>>>

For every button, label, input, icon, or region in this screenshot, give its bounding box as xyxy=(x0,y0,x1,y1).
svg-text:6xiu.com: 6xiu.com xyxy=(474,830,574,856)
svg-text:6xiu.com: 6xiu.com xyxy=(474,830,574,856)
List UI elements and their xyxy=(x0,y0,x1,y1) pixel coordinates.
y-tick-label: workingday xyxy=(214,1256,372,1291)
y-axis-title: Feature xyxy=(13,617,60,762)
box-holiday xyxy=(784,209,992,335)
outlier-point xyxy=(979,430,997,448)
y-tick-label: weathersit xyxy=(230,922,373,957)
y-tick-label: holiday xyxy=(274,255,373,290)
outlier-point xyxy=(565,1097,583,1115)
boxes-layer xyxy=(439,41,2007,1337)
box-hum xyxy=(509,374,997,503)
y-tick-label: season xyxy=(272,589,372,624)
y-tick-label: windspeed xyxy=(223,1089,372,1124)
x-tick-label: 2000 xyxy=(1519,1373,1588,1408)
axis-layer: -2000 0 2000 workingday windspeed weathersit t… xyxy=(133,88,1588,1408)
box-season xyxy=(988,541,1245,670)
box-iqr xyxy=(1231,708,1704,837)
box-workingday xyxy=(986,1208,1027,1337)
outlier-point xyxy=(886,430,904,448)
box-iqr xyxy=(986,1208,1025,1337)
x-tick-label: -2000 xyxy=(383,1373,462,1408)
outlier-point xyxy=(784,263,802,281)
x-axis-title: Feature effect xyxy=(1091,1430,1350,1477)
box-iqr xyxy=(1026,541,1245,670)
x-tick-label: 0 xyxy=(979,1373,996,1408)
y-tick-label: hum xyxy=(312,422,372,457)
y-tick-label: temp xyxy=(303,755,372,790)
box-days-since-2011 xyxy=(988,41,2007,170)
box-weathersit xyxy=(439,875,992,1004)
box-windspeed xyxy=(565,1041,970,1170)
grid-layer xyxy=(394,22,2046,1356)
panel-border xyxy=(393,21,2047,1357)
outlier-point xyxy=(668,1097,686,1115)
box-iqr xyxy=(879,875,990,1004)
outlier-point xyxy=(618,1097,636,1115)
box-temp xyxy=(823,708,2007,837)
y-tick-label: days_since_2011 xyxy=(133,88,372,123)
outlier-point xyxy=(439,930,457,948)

<<<

| Directive |
Put the records above, from their first line through the line containing "List UI elements", into a Markdown table with the columns Row and Line. Number each line in Row and leave out blank lines.

| Result for this task |
| Row | Line |
|---|---|
| 1 | For every button, label, input, icon, or region in this screenshot, give its bounding box as xyxy=(x0,y0,x1,y1). |
| 2 | svg-text:6xiu.com: 6xiu.com xyxy=(474,830,574,856) |
| 3 | svg-text:6xiu.com: 6xiu.com xyxy=(474,830,574,856) |
| 4 | List UI elements and their xyxy=(x0,y0,x1,y1) pixel coordinates. |